> Work instructions
Return all of the data exactly, with nothing left out but the pictures.

(Dataset records)
★ ★ ★ ★ ★ ★ ★

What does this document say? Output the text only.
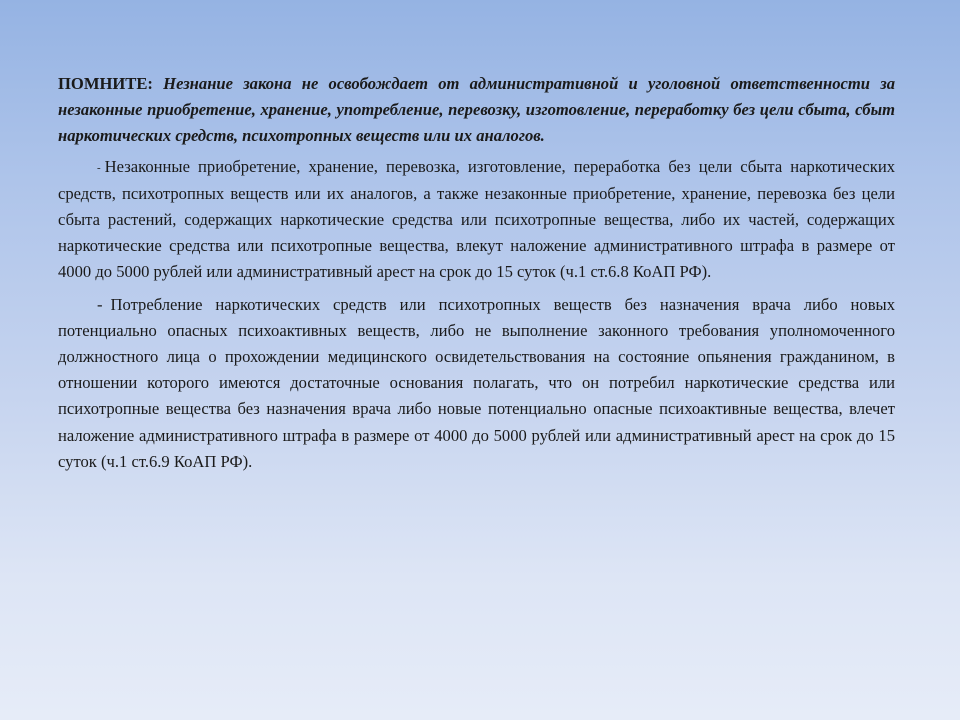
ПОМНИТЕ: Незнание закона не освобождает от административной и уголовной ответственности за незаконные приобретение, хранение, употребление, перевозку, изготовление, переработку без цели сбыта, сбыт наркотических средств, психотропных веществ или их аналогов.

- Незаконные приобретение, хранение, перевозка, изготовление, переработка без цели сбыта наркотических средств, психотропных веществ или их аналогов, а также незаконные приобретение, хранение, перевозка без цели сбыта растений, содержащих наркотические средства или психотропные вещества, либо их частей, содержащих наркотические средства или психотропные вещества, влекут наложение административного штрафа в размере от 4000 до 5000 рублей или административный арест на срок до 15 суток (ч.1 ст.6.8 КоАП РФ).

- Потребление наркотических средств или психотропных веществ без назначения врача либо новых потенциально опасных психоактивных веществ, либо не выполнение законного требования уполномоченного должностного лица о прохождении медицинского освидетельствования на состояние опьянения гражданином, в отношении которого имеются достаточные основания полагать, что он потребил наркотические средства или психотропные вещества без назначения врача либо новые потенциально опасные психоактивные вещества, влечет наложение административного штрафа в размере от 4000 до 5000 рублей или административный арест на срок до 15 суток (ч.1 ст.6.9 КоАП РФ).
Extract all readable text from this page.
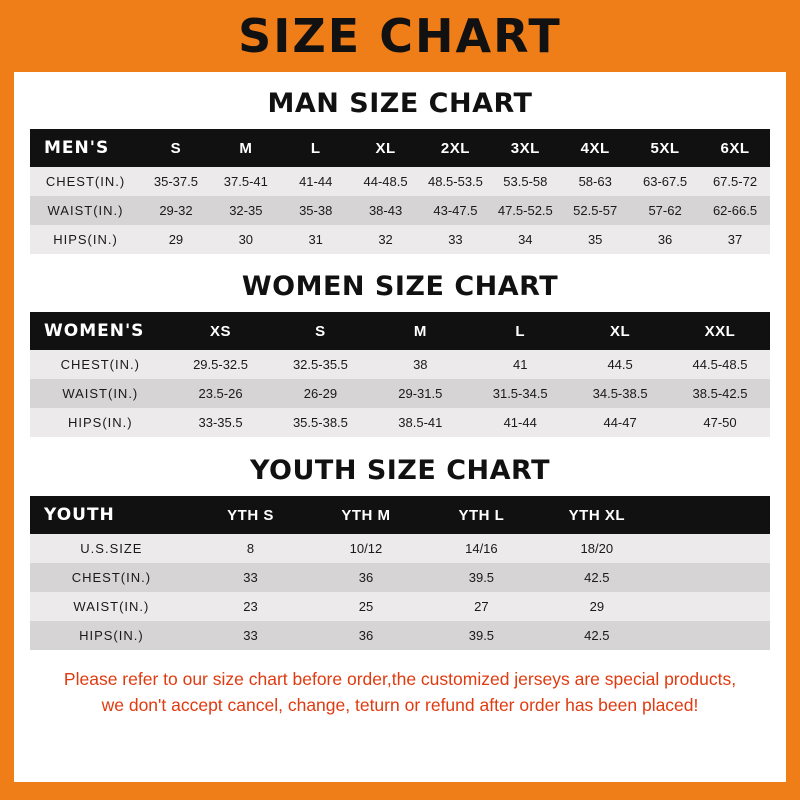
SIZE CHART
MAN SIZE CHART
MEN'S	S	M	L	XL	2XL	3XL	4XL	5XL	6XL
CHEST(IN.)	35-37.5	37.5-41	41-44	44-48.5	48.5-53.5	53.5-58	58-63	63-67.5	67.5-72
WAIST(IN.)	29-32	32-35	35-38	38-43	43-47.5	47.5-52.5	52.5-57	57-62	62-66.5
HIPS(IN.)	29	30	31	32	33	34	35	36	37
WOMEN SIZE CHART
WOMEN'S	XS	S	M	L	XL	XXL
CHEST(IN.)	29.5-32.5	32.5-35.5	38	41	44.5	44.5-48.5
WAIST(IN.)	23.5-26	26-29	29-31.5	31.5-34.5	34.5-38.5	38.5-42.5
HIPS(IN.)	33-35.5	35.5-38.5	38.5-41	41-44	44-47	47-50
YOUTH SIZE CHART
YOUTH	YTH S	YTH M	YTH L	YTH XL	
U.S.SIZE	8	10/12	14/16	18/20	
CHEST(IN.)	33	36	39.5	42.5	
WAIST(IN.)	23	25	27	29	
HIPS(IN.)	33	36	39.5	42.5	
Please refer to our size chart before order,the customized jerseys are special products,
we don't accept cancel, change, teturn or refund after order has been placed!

★ ★ ★ ★ ★ ★ ★

> In response
What does this document say? Output the text only.
ПОМНИТЕ: Незнание закона не освобождает от административной и уголовной ответственности за незаконные приобретение, хранение, употребление, перевозку, изготовление, переработку без цели сбыта, сбыт наркотических средств, психотропных веществ или их аналогов.

- Незаконные приобретение, хранение, перевозка, изготовление, переработка без цели сбыта наркотических средств, психотропных веществ или их аналогов, а также незаконные приобретение, хранение, перевозка без цели сбыта растений, содержащих наркотические средства или психотропные вещества, либо их частей, содержащих наркотические средства или психотропные вещества, влекут наложение административного штрафа в размере от 4000 до 5000 рублей или административный арест на срок до 15 суток (ч.1 ст.6.8 КоАП РФ).

- Потребление наркотических средств или психотропных веществ без назначения врача либо новых потенциально опасных психоактивных веществ, либо не выполнение законного требования уполномоченного должностного лица о прохождении медицинского освидетельствования на состояние опьянения гражданином, в отношении которого имеются достаточные основания полагать, что он потребил наркотические средства или психотропные вещества без назначения врача либо новые потенциально опасные психоактивные вещества, влечет наложение административного штрафа в размере от 4000 до 5000 рублей или административный арест на срок до 15 суток (ч.1 ст.6.9 КоАП РФ).
Extract all readable text from this page.
SIZE CHART
MAN SIZE CHART
MEN'S	S	M	L	XL	2XL	3XL	4XL	5XL	6XL
CHEST(IN.)	35-37.5	37.5-41	41-44	44-48.5	48.5-53.5	53.5-58	58-63	63-67.5	67.5-72
WAIST(IN.)	29-32	32-35	35-38	38-43	43-47.5	47.5-52.5	52.5-57	57-62	62-66.5
HIPS(IN.)	29	30	31	32	33	34	35	36	37
WOMEN SIZE CHART
WOMEN'S	XS	S	M	L	XL	XXL
CHEST(IN.)	29.5-32.5	32.5-35.5	38	41	44.5	44.5-48.5
WAIST(IN.)	23.5-26	26-29	29-31.5	31.5-34.5	34.5-38.5	38.5-42.5
HIPS(IN.)	33-35.5	35.5-38.5	38.5-41	41-44	44-47	47-50
YOUTH SIZE CHART
YOUTH	YTH S	YTH M	YTH L	YTH XL	
U.S.SIZE	8	10/12	14/16	18/20	
CHEST(IN.)	33	36	39.5	42.5	
WAIST(IN.)	23	25	27	29	
HIPS(IN.)	33	36	39.5	42.5	
Please refer to our size chart before order,the customized jerseys are special products,
we don't accept cancel, change, teturn or refund after order has been placed!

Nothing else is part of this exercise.